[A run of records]
** begin **

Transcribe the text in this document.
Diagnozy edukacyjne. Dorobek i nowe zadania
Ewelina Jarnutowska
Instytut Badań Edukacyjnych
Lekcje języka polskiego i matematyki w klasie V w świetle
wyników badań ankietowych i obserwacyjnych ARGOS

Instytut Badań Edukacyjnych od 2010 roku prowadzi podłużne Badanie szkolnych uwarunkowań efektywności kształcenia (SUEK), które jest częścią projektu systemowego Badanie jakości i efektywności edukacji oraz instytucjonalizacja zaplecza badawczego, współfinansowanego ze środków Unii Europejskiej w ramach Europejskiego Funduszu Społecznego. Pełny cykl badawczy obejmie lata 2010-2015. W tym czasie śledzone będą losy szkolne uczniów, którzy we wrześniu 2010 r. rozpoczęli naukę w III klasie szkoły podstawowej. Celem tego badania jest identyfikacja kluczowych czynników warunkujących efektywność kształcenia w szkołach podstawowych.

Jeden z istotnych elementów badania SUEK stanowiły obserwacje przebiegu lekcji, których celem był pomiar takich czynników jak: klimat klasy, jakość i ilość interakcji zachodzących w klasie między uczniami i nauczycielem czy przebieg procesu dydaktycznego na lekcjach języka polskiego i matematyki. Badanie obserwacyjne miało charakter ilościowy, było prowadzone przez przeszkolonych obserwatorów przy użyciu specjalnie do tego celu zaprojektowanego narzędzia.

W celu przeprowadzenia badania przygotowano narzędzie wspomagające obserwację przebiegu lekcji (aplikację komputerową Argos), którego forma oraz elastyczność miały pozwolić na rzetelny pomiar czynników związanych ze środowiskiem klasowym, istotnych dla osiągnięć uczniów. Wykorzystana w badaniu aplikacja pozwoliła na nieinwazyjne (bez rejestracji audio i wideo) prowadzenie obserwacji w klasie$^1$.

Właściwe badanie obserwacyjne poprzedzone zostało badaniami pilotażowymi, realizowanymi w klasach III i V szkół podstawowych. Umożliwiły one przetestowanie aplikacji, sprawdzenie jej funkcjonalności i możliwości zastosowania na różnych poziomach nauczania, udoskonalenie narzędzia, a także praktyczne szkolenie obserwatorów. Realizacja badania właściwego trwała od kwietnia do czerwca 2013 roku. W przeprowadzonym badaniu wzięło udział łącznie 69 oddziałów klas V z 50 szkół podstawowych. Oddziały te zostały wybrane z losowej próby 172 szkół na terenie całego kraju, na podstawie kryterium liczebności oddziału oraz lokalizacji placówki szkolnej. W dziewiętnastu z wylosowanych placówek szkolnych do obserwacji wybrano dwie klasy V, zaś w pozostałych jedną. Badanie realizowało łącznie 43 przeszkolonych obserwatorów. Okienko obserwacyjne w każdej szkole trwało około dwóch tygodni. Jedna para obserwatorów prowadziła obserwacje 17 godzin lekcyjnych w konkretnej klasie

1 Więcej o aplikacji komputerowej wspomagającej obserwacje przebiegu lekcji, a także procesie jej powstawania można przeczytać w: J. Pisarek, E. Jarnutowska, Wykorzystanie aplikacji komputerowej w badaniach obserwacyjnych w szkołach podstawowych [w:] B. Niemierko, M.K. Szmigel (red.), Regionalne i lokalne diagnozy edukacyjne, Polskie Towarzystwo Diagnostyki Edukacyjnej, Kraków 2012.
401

** end **

_What you need to do_
Take the listing above and set it down exactly.

_Written response_
Transcribe the text in this document.
Diagnozy edukacyjne. Dorobek i nowe zadania
Ewelina Jarnutowska
Instytut Badań Edukacyjnych
Lekcje języka polskiego i matematyki w klasie V w świetle
wyników badań ankietowych i obserwacyjnych ARGOS

Instytut Badań Edukacyjnych od 2010 roku prowadzi podłużne Badanie szkolnych uwarunkowań efektywności kształcenia (SUEK), które jest częścią projektu systemowego Badanie jakości i efektywności edukacji oraz instytucjonalizacja zaplecza badawczego, współfinansowanego ze środków Unii Europejskiej w ramach Europejskiego Funduszu Społecznego. Pełny cykl badawczy obejmie lata 2010-2015. W tym czasie śledzone będą losy szkolne uczniów, którzy we wrześniu 2010 r. rozpoczęli naukę w III klasie szkoły podstawowej. Celem tego badania jest identyfikacja kluczowych czynników warunkujących efektywność kształcenia w szkołach podstawowych.

Jeden z istotnych elementów badania SUEK stanowiły obserwacje przebiegu lekcji, których celem był pomiar takich czynników jak: klimat klasy, jakość i ilość interakcji zachodzących w klasie między uczniami i nauczycielem czy przebieg procesu dydaktycznego na lekcjach języka polskiego i matematyki. Badanie obserwacyjne miało charakter ilościowy, było prowadzone przez przeszkolonych obserwatorów przy użyciu specjalnie do tego celu zaprojektowanego narzędzia.

W celu przeprowadzenia badania przygotowano narzędzie wspomagające obserwację przebiegu lekcji (aplikację komputerową Argos), którego forma oraz elastyczność miały pozwolić na rzetelny pomiar czynników związanych ze środowiskiem klasowym, istotnych dla osiągnięć uczniów. Wykorzystana w badaniu aplikacja pozwoliła na nieinwazyjne (bez rejestracji audio i wideo) prowadzenie obserwacji w klasie$^1$.

Właściwe badanie obserwacyjne poprzedzone zostało badaniami pilotażowymi, realizowanymi w klasach III i V szkół podstawowych. Umożliwiły one przetestowanie aplikacji, sprawdzenie jej funkcjonalności i możliwości zastosowania na różnych poziomach nauczania, udoskonalenie narzędzia, a także praktyczne szkolenie obserwatorów. Realizacja badania właściwego trwała od kwietnia do czerwca 2013 roku. W przeprowadzonym badaniu wzięło udział łącznie 69 oddziałów klas V z 50 szkół podstawowych. Oddziały te zostały wybrane z losowej próby 172 szkół na terenie całego kraju, na podstawie kryterium liczebności oddziału oraz lokalizacji placówki szkolnej. W dziewiętnastu z wylosowanych placówek szkolnych do obserwacji wybrano dwie klasy V, zaś w pozostałych jedną. Badanie realizowało łącznie 43 przeszkolonych obserwatorów. Okienko obserwacyjne w każdej szkole trwało około dwóch tygodni. Jedna para obserwatorów prowadziła obserwacje 17 godzin lekcyjnych w konkretnej klasie

1 Więcej o aplikacji komputerowej wspomagającej obserwacje przebiegu lekcji, a także procesie jej powstawania można przeczytać w: J. Pisarek, E. Jarnutowska, Wykorzystanie aplikacji komputerowej w badaniach obserwacyjnych w szkołach podstawowych [w:] B. Niemierko, M.K. Szmigel (red.), Regionalne i lokalne diagnozy edukacyjne, Polskie Towarzystwo Diagnostyki Edukacyjnej, Kraków 2012.
401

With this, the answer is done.